:: TASK GOAL ::
Transcribe the whole listing below without changing a word, but leave out every image.

-- RECORDS FOR PROCESSING start --

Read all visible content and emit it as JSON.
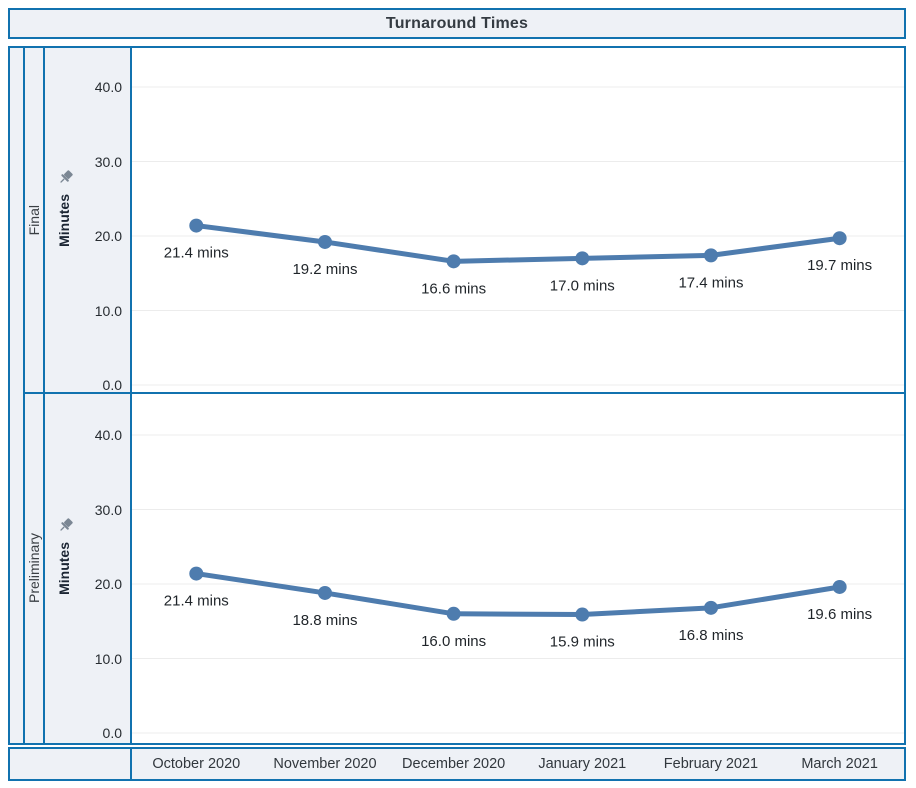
{
  "title": "Turnaround Times",
  "y_axis": {
    "title": "Minutes",
    "tick_labels": [
      "40.0",
      "30.0",
      "20.0",
      "10.0",
      "0.0"
    ],
    "pin_icon": "pin-icon"
  },
  "x_axis": {
    "labels": [
      "October 2020",
      "November 2020",
      "December 2020",
      "January 2021",
      "February 2021",
      "March 2021"
    ]
  },
  "chart_data": {
    "type": "line",
    "title": "Turnaround Times",
    "categories": [
      "October 2020",
      "November 2020",
      "December 2020",
      "January 2021",
      "February 2021",
      "March 2021"
    ],
    "series": [
      {
        "name": "Final",
        "values": [
          21.4,
          19.2,
          16.6,
          17.0,
          17.4,
          19.7
        ],
        "point_labels": [
          "21.4 mins",
          "19.2 mins",
          "16.6 mins",
          "17.0 mins",
          "17.4 mins",
          "19.7 mins"
        ]
      },
      {
        "name": "Preliminary",
        "values": [
          21.4,
          18.8,
          16.0,
          15.9,
          16.8,
          19.6
        ],
        "point_labels": [
          "21.4 mins",
          "18.8 mins",
          "16.0 mins",
          "15.9 mins",
          "16.8 mins",
          "19.6 mins"
        ]
      }
    ],
    "xlabel": "",
    "ylabel": "Minutes",
    "ylim": [
      0,
      45
    ],
    "yticks": [
      0,
      10,
      20,
      30,
      40
    ],
    "grid": true,
    "legend": "none",
    "layout": "two stacked row panels (Final above Preliminary), shared x-axis at bottom"
  },
  "colors": {
    "frame_blue": "#1172af",
    "line_blue": "#4e7cae",
    "panel_bg": "#eef1f6",
    "plot_bg": "#ffffff",
    "grid": "#ececec",
    "label_text": "#1f2429",
    "pin_gray": "#7b8794"
  }
}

-- RECORDS FOR PROCESSING end --

:: CORRECT RESULT ::
Read all visible content and emit it as JSON.
{
  "title": "Turnaround Times",
  "y_axis": {
    "title": "Minutes",
    "tick_labels": [
      "40.0",
      "30.0",
      "20.0",
      "10.0",
      "0.0"
    ],
    "pin_icon": "pin-icon"
  },
  "x_axis": {
    "labels": [
      "October 2020",
      "November 2020",
      "December 2020",
      "January 2021",
      "February 2021",
      "March 2021"
    ]
  },
  "chart_data": {
    "type": "line",
    "title": "Turnaround Times",
    "categories": [
      "October 2020",
      "November 2020",
      "December 2020",
      "January 2021",
      "February 2021",
      "March 2021"
    ],
    "series": [
      {
        "name": "Final",
        "values": [
          21.4,
          19.2,
          16.6,
          17.0,
          17.4,
          19.7
        ],
        "point_labels": [
          "21.4 mins",
          "19.2 mins",
          "16.6 mins",
          "17.0 mins",
          "17.4 mins",
          "19.7 mins"
        ]
      },
      {
        "name": "Preliminary",
        "values": [
          21.4,
          18.8,
          16.0,
          15.9,
          16.8,
          19.6
        ],
        "point_labels": [
          "21.4 mins",
          "18.8 mins",
          "16.0 mins",
          "15.9 mins",
          "16.8 mins",
          "19.6 mins"
        ]
      }
    ],
    "xlabel": "",
    "ylabel": "Minutes",
    "ylim": [
      0,
      45
    ],
    "yticks": [
      0,
      10,
      20,
      30,
      40
    ],
    "grid": true,
    "legend": "none",
    "layout": "two stacked row panels (Final above Preliminary), shared x-axis at bottom"
  },
  "colors": {
    "frame_blue": "#1172af",
    "line_blue": "#4e7cae",
    "panel_bg": "#eef1f6",
    "plot_bg": "#ffffff",
    "grid": "#ececec",
    "label_text": "#1f2429",
    "pin_gray": "#7b8794"
  }
}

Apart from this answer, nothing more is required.